▶ [What this task involves]
Tell how many lines include the string "home". Answer with a single number.

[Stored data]
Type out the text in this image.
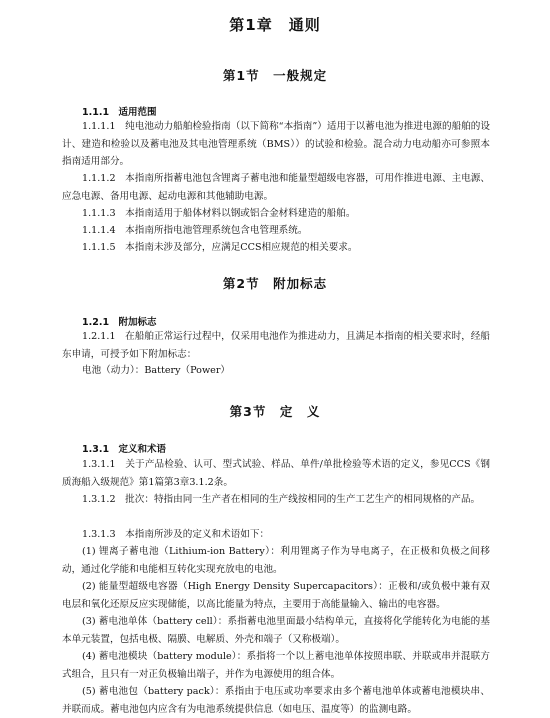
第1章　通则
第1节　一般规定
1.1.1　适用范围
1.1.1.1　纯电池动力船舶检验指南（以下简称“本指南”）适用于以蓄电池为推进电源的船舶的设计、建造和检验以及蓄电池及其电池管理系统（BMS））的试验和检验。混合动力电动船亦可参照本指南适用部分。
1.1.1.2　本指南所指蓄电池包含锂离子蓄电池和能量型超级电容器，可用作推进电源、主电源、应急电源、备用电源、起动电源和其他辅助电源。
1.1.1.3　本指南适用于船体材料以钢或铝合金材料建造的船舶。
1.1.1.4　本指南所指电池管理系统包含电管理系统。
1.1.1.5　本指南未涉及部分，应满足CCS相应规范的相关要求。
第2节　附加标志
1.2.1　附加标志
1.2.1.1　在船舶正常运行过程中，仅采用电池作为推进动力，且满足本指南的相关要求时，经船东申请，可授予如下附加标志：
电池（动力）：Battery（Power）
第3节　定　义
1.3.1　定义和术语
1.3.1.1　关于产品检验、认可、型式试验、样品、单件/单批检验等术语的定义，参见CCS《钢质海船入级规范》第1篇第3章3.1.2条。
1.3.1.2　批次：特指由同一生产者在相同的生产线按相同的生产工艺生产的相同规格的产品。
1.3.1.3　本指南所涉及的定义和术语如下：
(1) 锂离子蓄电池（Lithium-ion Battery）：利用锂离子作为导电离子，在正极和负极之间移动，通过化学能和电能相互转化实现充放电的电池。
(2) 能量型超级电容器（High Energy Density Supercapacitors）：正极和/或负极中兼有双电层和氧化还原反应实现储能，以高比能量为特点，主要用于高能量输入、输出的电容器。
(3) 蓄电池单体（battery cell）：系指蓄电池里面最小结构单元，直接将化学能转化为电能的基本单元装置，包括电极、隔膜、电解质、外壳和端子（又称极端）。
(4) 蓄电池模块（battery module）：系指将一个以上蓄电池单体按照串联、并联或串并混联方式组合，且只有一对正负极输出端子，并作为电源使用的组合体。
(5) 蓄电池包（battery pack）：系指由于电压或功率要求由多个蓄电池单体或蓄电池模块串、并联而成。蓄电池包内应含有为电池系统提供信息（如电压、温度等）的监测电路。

--

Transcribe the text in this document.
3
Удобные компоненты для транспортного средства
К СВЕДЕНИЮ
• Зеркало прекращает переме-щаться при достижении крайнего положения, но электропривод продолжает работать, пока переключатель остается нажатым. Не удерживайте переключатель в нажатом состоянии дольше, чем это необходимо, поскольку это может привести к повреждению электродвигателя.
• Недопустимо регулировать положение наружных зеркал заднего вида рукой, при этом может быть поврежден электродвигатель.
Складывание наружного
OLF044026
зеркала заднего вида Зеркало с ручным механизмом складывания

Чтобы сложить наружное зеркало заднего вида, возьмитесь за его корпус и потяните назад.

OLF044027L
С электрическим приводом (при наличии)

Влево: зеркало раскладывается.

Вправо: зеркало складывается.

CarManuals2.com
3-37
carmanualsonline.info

--

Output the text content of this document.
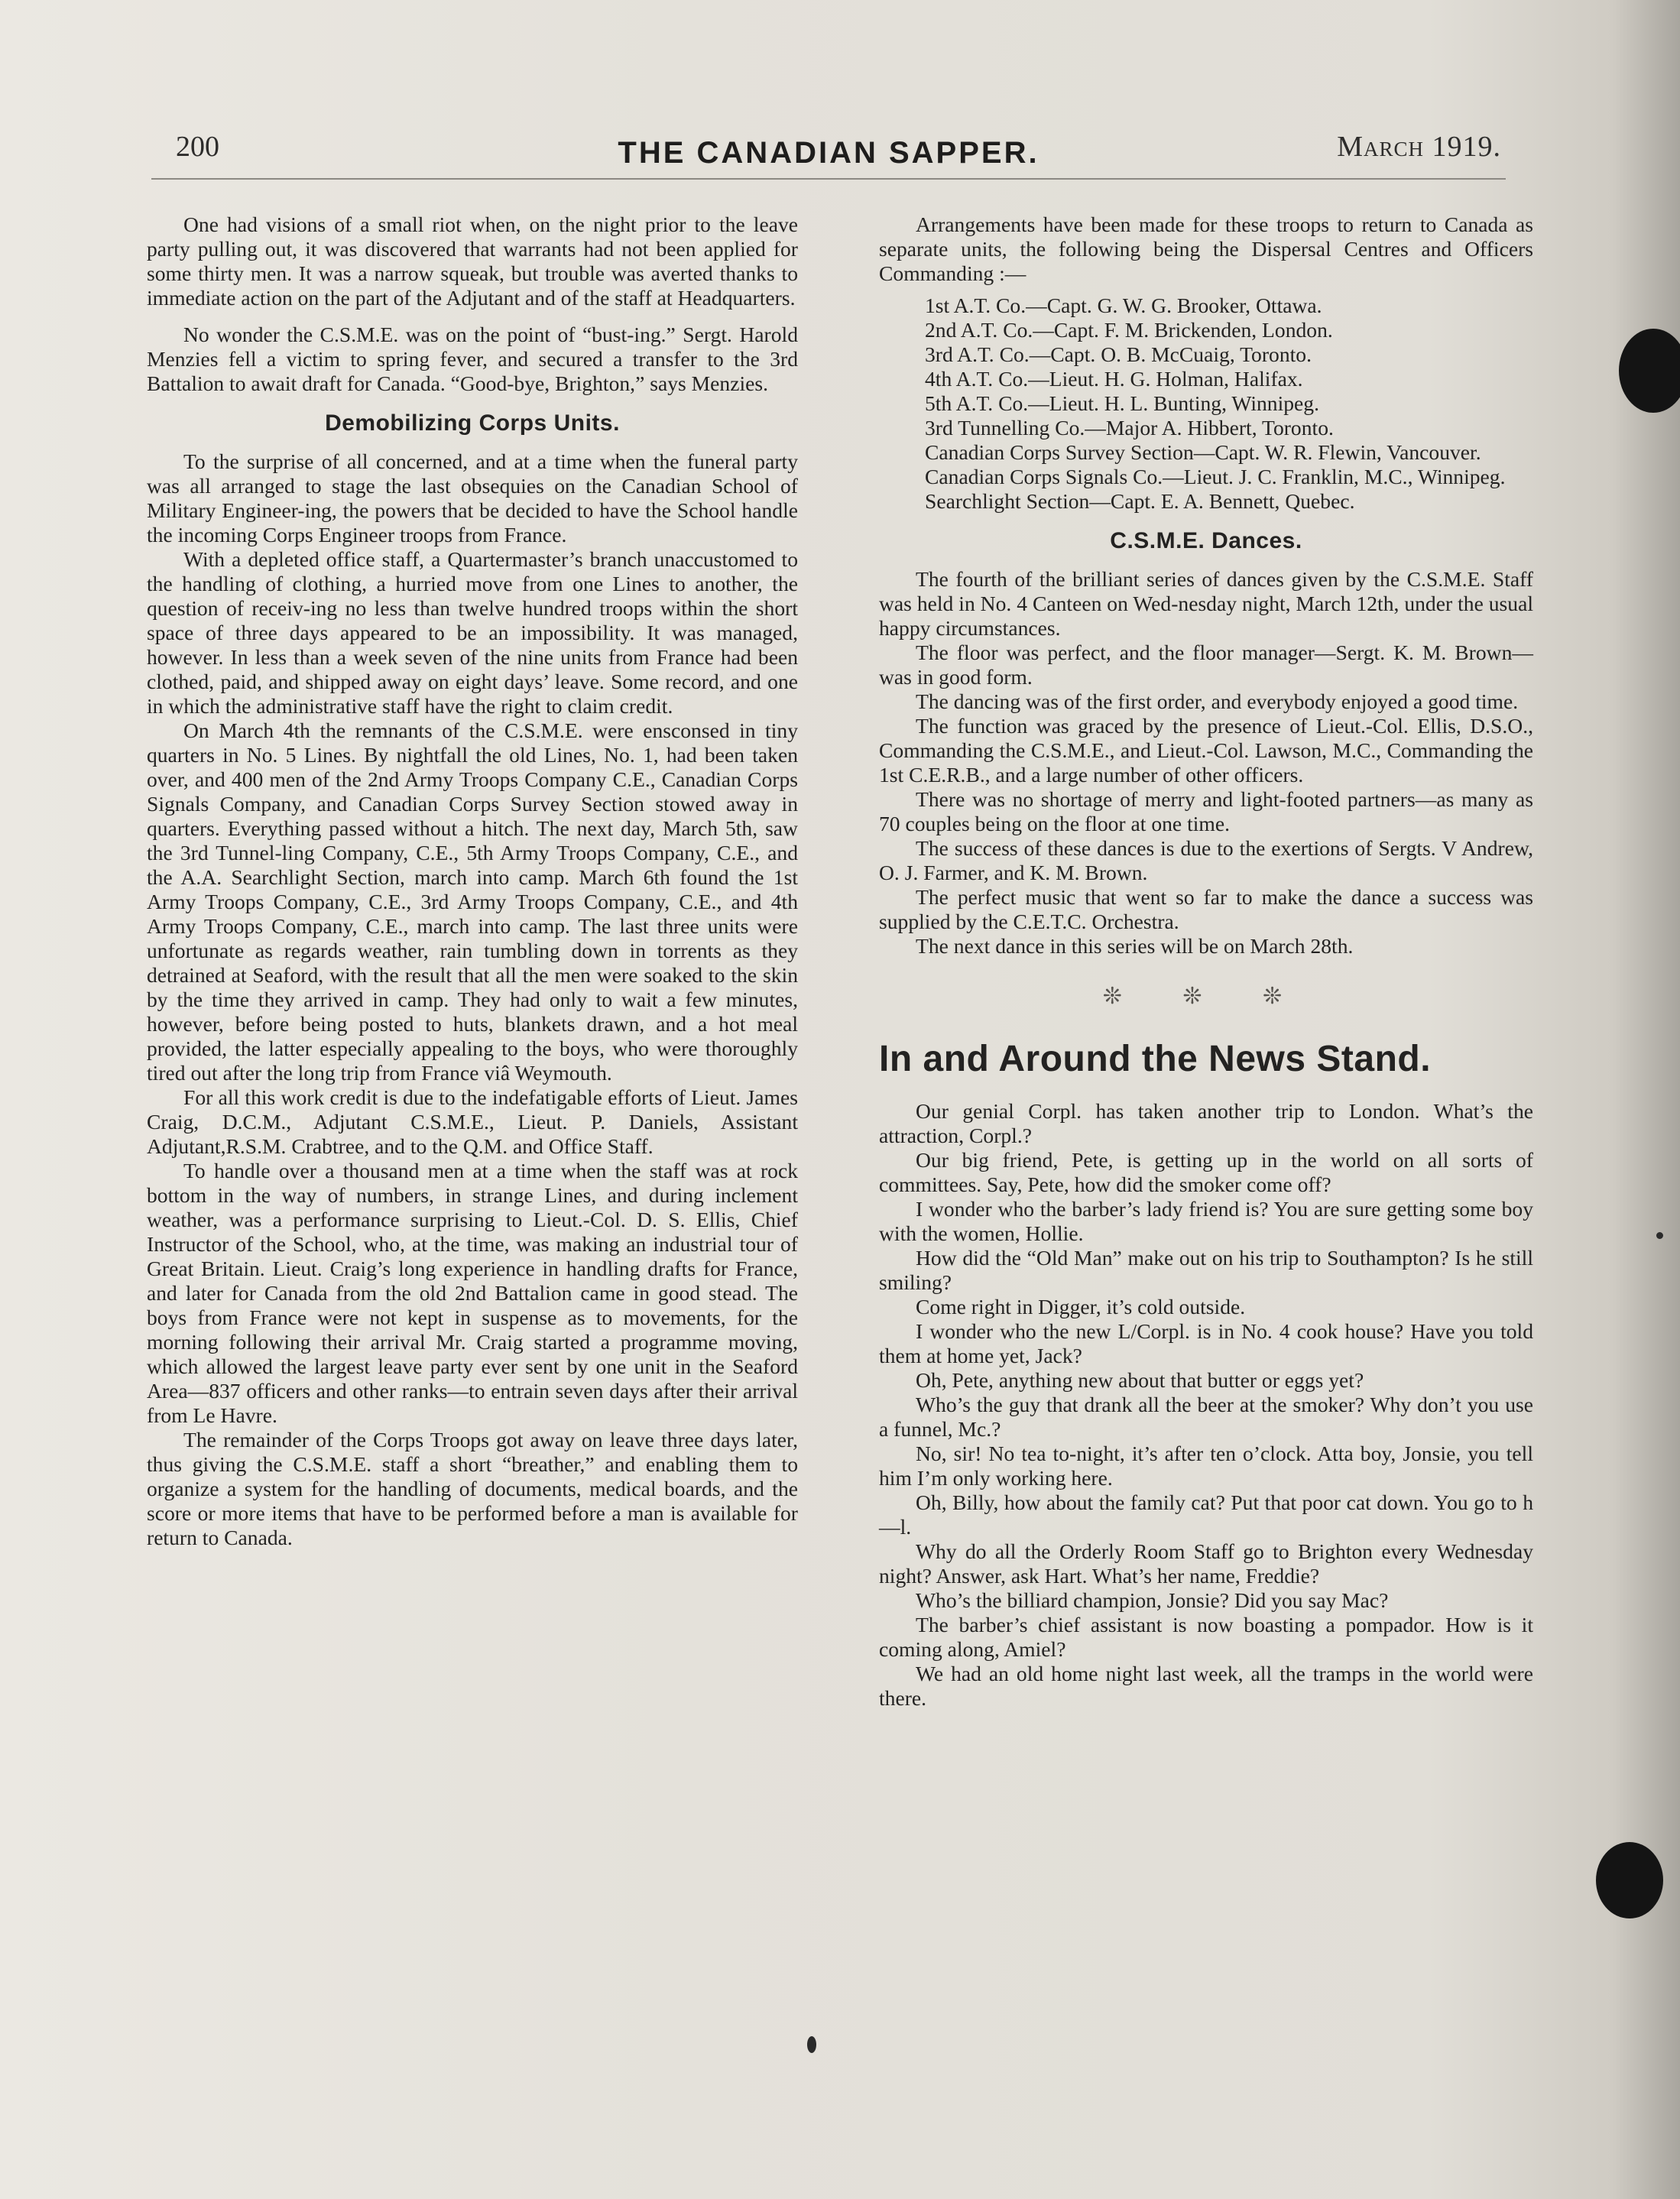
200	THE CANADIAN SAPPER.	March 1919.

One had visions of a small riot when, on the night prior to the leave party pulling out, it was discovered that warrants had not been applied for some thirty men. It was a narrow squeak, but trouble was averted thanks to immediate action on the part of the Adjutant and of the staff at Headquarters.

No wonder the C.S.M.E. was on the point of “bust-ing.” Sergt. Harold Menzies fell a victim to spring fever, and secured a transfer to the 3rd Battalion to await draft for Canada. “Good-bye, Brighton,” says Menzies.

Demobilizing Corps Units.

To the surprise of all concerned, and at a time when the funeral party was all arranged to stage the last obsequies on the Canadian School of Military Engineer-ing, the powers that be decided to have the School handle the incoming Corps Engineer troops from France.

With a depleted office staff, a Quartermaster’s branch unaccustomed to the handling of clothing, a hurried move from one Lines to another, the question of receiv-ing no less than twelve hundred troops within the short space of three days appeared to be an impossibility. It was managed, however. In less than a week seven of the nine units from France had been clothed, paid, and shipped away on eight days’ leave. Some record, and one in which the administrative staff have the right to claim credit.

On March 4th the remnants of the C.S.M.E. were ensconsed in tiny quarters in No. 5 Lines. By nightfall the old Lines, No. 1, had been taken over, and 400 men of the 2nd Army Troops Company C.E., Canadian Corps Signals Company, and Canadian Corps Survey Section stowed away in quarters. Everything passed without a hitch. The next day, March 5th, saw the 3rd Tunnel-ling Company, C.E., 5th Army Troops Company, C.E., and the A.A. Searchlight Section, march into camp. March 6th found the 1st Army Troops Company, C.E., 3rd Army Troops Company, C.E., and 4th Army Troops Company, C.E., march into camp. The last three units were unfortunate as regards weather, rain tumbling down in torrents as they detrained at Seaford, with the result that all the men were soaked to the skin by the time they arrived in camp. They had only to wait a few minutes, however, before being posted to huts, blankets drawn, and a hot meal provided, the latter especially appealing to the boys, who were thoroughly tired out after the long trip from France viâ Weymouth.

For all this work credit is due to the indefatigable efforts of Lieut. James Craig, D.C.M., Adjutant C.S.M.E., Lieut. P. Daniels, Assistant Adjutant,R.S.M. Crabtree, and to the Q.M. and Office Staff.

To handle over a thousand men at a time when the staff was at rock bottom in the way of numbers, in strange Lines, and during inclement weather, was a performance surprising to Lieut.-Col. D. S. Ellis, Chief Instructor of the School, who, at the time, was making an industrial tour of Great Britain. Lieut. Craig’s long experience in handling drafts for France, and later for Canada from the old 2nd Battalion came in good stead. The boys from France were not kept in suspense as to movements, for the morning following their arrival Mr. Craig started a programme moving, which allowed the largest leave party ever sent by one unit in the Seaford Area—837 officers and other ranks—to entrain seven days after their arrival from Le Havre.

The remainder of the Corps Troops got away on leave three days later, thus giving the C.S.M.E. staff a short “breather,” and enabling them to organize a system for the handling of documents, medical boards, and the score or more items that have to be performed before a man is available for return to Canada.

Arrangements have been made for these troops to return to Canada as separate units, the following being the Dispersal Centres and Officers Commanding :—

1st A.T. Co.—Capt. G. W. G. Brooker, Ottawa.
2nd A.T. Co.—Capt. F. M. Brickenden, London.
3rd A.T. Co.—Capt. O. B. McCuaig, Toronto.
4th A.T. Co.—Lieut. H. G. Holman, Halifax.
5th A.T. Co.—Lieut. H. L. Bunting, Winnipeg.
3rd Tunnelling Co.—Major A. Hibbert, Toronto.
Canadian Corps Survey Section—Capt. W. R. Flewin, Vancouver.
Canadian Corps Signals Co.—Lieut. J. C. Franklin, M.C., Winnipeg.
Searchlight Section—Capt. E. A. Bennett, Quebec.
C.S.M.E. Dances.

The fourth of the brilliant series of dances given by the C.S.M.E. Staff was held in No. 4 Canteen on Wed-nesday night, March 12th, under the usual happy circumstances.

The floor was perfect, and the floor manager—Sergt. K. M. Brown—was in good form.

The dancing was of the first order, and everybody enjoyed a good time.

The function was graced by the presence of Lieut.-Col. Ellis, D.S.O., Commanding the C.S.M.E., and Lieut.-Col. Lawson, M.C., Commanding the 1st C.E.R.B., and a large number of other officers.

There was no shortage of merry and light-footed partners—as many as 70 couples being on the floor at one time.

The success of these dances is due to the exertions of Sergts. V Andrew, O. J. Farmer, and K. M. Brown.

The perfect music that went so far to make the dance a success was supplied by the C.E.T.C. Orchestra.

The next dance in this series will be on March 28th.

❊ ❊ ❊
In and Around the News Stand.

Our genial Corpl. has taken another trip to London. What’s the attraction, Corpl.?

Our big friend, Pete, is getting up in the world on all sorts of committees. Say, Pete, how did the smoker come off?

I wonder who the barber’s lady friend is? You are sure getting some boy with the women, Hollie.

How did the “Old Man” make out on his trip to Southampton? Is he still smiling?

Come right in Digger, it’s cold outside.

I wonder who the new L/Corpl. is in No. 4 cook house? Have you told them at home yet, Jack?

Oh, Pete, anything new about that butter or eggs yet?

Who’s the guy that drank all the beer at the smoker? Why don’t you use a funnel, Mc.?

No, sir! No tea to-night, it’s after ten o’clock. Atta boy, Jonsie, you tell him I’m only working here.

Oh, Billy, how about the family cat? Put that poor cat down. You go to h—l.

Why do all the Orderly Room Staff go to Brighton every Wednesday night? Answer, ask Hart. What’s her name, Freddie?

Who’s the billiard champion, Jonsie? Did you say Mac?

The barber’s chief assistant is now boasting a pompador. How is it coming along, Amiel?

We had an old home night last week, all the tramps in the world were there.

▶ [Exercise answer]
2